Data records:
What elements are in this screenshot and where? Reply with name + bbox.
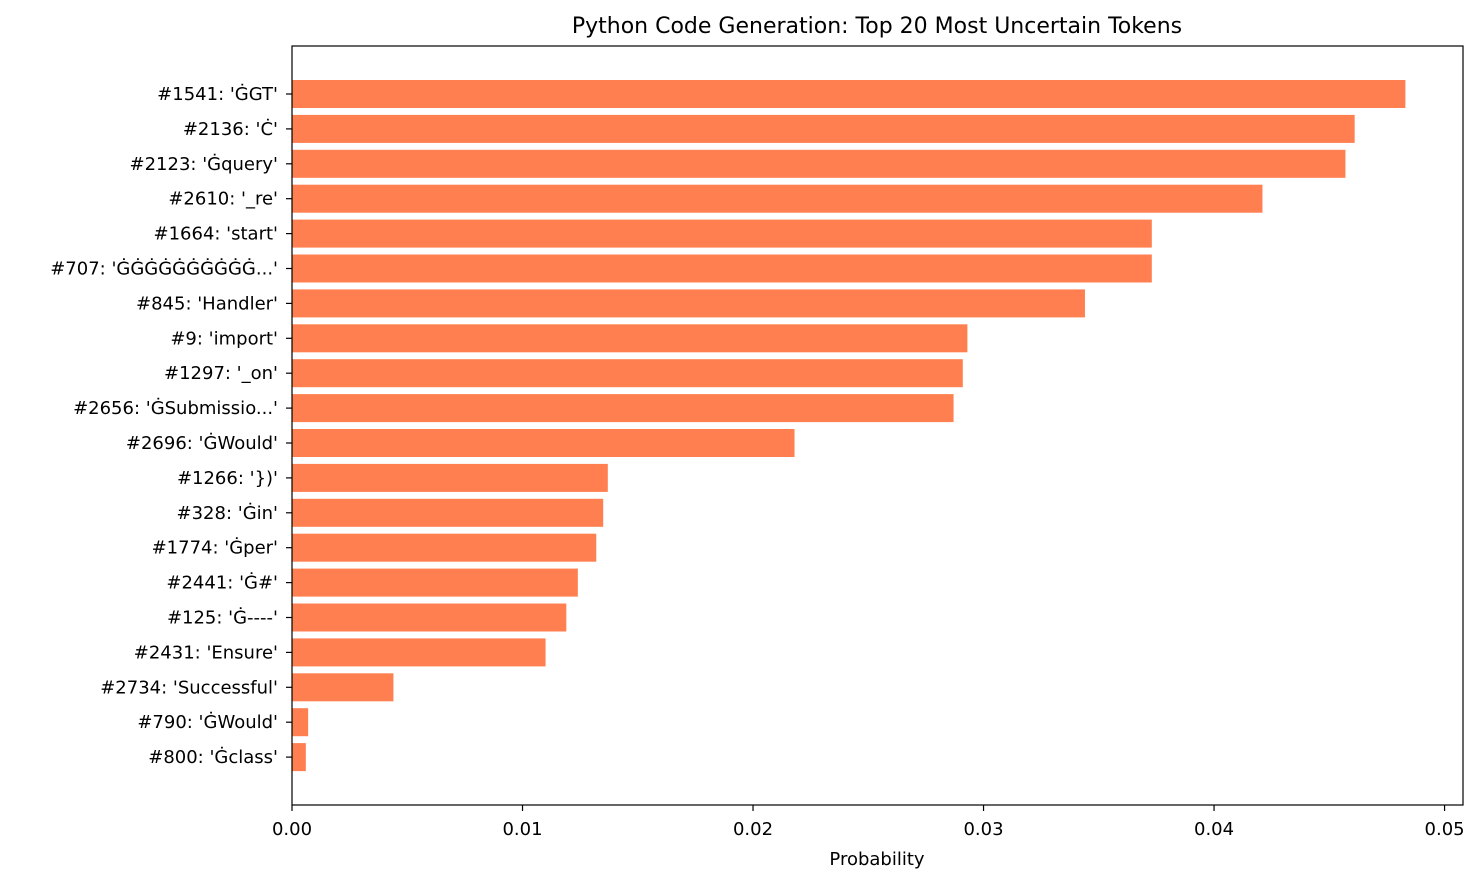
y-tick-label: #2431: 'Ensure' [134,642,278,663]
bar [292,673,394,702]
plot-frame [291,45,1464,806]
y-tick-label: #1664: 'start' [154,224,279,245]
y-tick-label: #845: 'Handler' [136,293,278,314]
y-tick-label: #1541: 'ĠGT' [157,83,278,105]
bar [292,568,578,597]
bar [292,743,306,772]
bar [292,708,309,737]
y-tick-label: #790: 'ĠWould' [137,711,278,733]
bar [292,463,608,492]
bar [292,603,567,632]
y-tick-label: #1297: '_on' [164,363,278,384]
bar [292,289,1085,318]
y-tick-label: #328: 'Ġin' [177,502,278,524]
y-tick-label: #2734: 'Successful' [100,677,278,698]
bar [292,394,954,423]
bar [292,219,1152,248]
chart-title: Python Code Generation: Top 20 Most Unce… [572,14,1182,39]
bar [292,80,1406,108]
y-tick-label: #1266: '})' [177,468,278,489]
bar [292,429,795,457]
bar [292,149,1346,178]
x-tick-label: 0.01 [502,819,542,840]
x-tick-label: 0.03 [963,819,1003,840]
y-tick-label: #2656: 'ĠSubmissio...' [73,397,278,419]
x-axis-ticks: 0.00 0.01 0.02 0.03 0.04 0.05 [272,805,1465,840]
y-tick-label: #9: 'import' [170,328,278,349]
y-tick-label: #1774: 'Ġper' [152,537,278,559]
bar [292,324,968,353]
bar [292,359,963,388]
x-tick-label: 0.00 [272,819,312,840]
bar [292,254,1152,283]
x-tick-label: 0.05 [1425,819,1465,840]
y-tick-label: #2123: 'Ġquery' [130,153,278,175]
bar [292,533,597,562]
x-tick-label: 0.02 [733,819,773,840]
y-tick-label: #125: 'Ġ----' [167,607,278,629]
y-tick-label: #2136: 'Ċ' [183,118,278,140]
y-axis-ticks: #1541: 'ĠGT' #2136: 'Ċ' #2123: 'Ġquery' #26… [50,83,292,768]
y-tick-label: #800: 'Ġclass' [148,746,278,768]
bar [292,638,546,667]
y-tick-label: #2696: 'ĠWould' [126,432,278,454]
x-tick-label: 0.04 [1194,819,1234,840]
bars-group [292,80,1406,772]
y-tick-label: #707: 'ĠĠĠĠĠĠĠĠĠĠ...' [50,258,278,280]
bar [292,498,604,527]
bar [292,184,1263,213]
y-tick-label: #2610: '_re' [168,189,278,210]
bar [292,114,1355,143]
y-tick-label: #2441: 'Ġ#' [166,572,278,594]
x-axis-label: Probability [829,849,924,870]
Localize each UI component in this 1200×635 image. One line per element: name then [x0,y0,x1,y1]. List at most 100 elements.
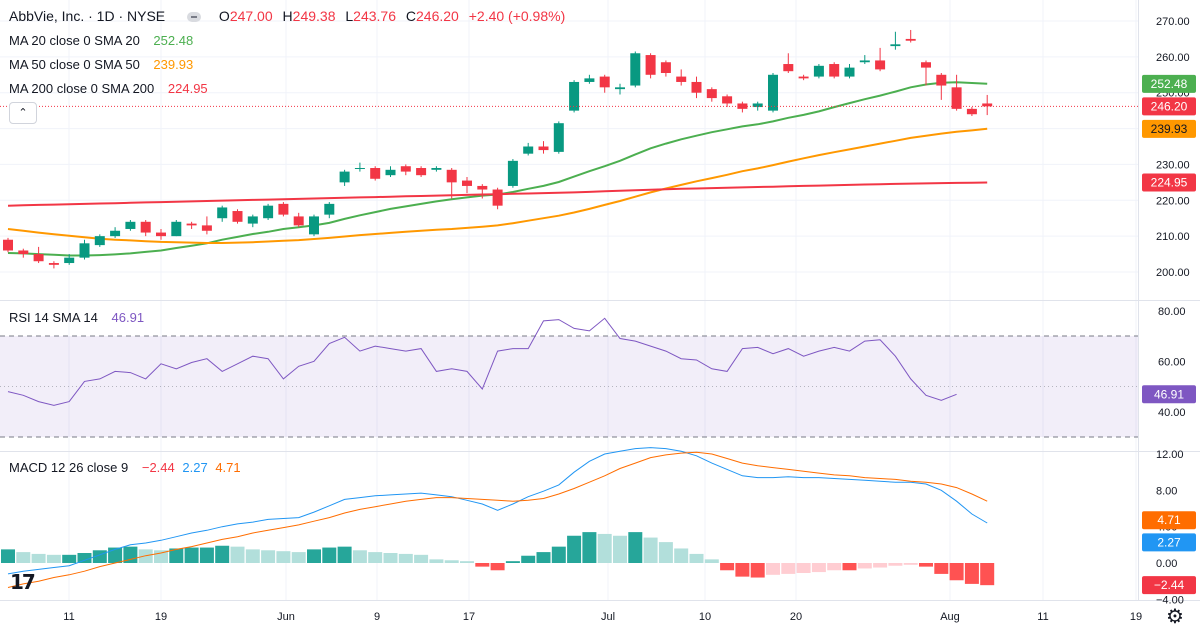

GOAL OF THE EXERCISE: Convert the lines of the listing above, from the line with "y-tick-label: #2431: 'Ensure'" to the line with "y-tick-label: #2610: '_re' [168,189,278,210]", into a Markdown table with the columns "No." and "Entry", skipping any blank lines.

THE OUTPUT:
| No. | Entry |
|---|---|
| 1 | y-tick-label: #2431: 'Ensure' [134,642,278,663] |
| 2 | bar [292,673,394,702] |
| 3 | plot-frame [291,45,1464,806] |
| 4 | y-tick-label: #1664: 'start' [154,224,279,245] |
| 5 | y-tick-label: #845: 'Handler' [136,293,278,314] |
| 6 | y-tick-label: #1541: 'ĠGT' [157,83,278,105] |
| 7 | bar [292,568,578,597] |
| 8 | bar [292,743,306,772] |
| 9 | bar [292,708,309,737] |
| 10 | y-tick-label: #790: 'ĠWould' [137,711,278,733] |
| 11 | bar [292,463,608,492] |
| 12 | bar [292,603,567,632] |
| 13 | y-tick-label: #1297: '_on' [164,363,278,384] |
| 14 | bar [292,289,1085,318] |
| 15 | y-tick-label: #328: 'Ġin' [177,502,278,524] |
| 16 | y-tick-label: #2734: 'Successful' [100,677,278,698] |
| 17 | bar [292,394,954,423] |
| 18 | bar [292,219,1152,248] |
| 19 | chart-title: Python Code Generation: Top 20 Most Unce… [572,14,1182,39] |
| 20 | bar [292,80,1406,108] |
| 21 | y-tick-label: #1266: '})' [177,468,278,489] |
| 22 | bar [292,429,795,457] |
| 23 | bar [292,149,1346,178] |
| 24 | x-tick-label: 0.01 [502,819,542,840] |
| 25 | x-tick-label: 0.03 [963,819,1003,840] |
| 26 | y-tick-label: #2656: 'ĠSubmissio...' [73,397,278,419] |
| 27 | x-axis-ticks: 0.00 0.01 0.02 0.03 0.04 0.05 [272,805,1465,840] |
| 28 | y-tick-label: #9: 'import' [170,328,278,349] |
| 29 | y-tick-label: #1774: 'Ġper' [152,537,278,559] |
| 30 | bar [292,324,968,353] |
| 31 | bar [292,359,963,388] |
| 32 | x-tick-label: 0.00 [272,819,312,840] |
| 33 | bar [292,254,1152,283] |
| 34 | x-tick-label: 0.05 [1425,819,1465,840] |
| 35 | y-tick-label: #2123: 'Ġquery' [130,153,278,175] |
| 36 | bar [292,533,597,562] |
| 37 | x-tick-label: 0.02 [733,819,773,840] |
| 38 | y-tick-label: #125: 'Ġ----' [167,607,278,629] |
| 39 | y-tick-label: #2136: 'Ċ' [183,118,278,140] |
| 40 | y-axis-ticks: #1541: 'ĠGT' #2136: 'Ċ' #2123: 'Ġquery' #26… [50,83,292,768] |
| 41 | y-tick-label: #800: 'Ġclass' [148,746,278,768] |
| 42 | bar [292,638,546,667] |
| 43 | y-tick-label: #2696: 'ĠWould' [126,432,278,454] |
| 44 | x-tick-label: 0.04 [1194,819,1234,840] |
| 45 | bars-group [292,80,1406,772] |
| 46 | y-tick-label: #707: 'ĠĠĠĠĠĠĠĠĠĠ...' [50,258,278,280] |
| 47 | bar [292,498,604,527] |
| 48 | bar [292,184,1263,213] |
| 49 | y-tick-label: #2610: '_re' [168,189,278,210] |